:: MATERIAL SHOWN

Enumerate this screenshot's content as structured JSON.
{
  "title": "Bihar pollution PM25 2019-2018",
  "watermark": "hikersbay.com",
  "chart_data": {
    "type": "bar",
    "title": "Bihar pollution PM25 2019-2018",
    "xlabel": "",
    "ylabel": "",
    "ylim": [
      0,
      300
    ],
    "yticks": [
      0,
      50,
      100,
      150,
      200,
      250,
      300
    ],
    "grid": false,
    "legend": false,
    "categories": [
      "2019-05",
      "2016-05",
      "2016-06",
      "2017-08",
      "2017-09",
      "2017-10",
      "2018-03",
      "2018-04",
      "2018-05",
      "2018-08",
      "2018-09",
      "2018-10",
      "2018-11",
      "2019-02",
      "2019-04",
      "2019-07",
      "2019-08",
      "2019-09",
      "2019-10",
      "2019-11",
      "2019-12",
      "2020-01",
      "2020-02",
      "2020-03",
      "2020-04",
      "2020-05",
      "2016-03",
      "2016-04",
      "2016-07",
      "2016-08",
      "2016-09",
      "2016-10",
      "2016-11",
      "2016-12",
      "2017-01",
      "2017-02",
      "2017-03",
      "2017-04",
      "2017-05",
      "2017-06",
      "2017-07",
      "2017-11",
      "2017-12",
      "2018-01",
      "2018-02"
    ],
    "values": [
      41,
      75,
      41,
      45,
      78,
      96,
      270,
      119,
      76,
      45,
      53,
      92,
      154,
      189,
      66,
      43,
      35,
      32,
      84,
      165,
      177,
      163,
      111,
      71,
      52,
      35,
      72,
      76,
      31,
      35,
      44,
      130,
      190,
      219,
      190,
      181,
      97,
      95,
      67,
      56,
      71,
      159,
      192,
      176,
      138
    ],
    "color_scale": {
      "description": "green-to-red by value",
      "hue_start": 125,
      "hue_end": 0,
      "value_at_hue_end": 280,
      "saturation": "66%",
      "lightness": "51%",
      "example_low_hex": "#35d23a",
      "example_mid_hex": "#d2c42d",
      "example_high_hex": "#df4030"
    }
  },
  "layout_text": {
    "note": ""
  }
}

::::
:: MATERIAL SHOWN

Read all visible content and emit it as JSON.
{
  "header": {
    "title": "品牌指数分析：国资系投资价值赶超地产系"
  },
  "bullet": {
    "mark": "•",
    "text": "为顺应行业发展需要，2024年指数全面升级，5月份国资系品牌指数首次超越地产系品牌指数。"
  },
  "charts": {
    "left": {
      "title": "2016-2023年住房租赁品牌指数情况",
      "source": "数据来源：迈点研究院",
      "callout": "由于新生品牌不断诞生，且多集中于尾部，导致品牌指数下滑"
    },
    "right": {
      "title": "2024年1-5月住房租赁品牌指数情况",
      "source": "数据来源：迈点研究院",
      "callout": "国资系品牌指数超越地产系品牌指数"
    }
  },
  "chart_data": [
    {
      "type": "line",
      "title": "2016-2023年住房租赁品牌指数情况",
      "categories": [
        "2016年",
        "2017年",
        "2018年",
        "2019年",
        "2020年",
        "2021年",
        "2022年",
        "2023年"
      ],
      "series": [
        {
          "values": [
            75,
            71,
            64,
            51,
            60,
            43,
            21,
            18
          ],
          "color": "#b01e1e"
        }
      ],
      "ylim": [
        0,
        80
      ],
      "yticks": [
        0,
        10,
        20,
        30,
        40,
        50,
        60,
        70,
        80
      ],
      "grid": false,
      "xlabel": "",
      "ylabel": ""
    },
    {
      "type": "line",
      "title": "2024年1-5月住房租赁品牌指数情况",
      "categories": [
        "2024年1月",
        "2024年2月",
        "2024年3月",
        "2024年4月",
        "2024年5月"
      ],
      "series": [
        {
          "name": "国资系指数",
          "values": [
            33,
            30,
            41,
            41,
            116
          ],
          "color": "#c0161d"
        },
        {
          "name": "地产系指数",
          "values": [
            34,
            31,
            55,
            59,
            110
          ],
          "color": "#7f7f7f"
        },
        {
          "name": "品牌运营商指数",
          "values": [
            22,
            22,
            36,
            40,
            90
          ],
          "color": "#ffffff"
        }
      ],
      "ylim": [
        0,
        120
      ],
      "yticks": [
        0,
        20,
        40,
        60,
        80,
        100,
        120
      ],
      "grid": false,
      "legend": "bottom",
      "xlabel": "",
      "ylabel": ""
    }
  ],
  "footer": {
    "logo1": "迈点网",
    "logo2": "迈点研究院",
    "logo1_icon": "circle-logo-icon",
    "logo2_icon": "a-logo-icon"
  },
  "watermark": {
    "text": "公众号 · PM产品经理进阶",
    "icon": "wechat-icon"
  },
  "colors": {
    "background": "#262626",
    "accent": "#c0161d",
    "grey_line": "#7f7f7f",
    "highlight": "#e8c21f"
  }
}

::::
:: MATERIAL SHOWN

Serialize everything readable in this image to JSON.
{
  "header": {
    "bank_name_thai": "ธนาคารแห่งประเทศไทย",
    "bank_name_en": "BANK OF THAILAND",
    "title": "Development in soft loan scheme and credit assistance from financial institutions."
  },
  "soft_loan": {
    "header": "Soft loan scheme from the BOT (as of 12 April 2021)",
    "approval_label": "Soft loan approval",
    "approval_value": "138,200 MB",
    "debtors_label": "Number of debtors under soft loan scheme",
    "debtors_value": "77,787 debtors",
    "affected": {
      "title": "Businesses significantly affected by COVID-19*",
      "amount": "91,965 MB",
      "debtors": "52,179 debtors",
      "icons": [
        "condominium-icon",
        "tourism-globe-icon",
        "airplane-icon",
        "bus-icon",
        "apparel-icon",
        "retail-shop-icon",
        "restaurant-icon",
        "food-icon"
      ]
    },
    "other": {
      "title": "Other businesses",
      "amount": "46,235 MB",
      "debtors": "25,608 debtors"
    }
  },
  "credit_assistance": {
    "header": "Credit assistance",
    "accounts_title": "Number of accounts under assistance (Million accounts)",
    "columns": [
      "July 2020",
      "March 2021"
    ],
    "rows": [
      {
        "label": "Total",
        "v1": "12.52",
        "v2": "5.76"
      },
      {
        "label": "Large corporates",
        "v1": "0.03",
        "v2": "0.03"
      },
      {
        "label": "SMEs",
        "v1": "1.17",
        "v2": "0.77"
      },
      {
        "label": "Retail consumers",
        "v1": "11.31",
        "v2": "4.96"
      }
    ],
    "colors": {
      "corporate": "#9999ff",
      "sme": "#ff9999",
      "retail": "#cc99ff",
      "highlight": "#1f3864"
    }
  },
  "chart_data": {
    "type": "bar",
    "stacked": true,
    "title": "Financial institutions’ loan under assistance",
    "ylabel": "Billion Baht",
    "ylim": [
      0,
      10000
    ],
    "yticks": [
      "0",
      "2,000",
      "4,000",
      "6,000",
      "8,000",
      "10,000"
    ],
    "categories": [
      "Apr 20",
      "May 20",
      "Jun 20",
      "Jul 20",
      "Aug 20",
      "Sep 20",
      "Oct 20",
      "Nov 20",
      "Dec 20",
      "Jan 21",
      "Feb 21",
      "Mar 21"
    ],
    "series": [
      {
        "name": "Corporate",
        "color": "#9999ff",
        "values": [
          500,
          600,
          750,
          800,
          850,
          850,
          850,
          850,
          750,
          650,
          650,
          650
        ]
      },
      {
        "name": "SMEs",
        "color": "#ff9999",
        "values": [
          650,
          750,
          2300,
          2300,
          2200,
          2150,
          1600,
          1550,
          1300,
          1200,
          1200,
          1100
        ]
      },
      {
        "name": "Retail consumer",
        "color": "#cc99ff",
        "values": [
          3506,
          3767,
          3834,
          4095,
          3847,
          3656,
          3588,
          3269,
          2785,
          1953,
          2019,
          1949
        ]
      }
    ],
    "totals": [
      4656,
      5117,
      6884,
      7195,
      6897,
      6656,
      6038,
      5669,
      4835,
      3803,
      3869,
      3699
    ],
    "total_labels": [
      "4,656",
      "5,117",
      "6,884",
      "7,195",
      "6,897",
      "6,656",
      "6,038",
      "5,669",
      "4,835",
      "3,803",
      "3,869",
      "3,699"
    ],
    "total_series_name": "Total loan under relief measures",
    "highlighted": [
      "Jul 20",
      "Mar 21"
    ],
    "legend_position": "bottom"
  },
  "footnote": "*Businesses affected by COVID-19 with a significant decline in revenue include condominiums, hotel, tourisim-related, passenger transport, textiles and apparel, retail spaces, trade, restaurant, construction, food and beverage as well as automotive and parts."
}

::::

**EXERCISE PROMPT**.
Check each line of the entries above, and show every one holding the word "under".

**IN RESPONSE**.
    "debtors_label": "Number of debtors under soft loan scheme",
    "accounts_title": "Number of accounts under assistance (Million accounts)",
    "title": "Financial institutions’ loan under assistance",
    "total_series_name": "Total loan under relief measures",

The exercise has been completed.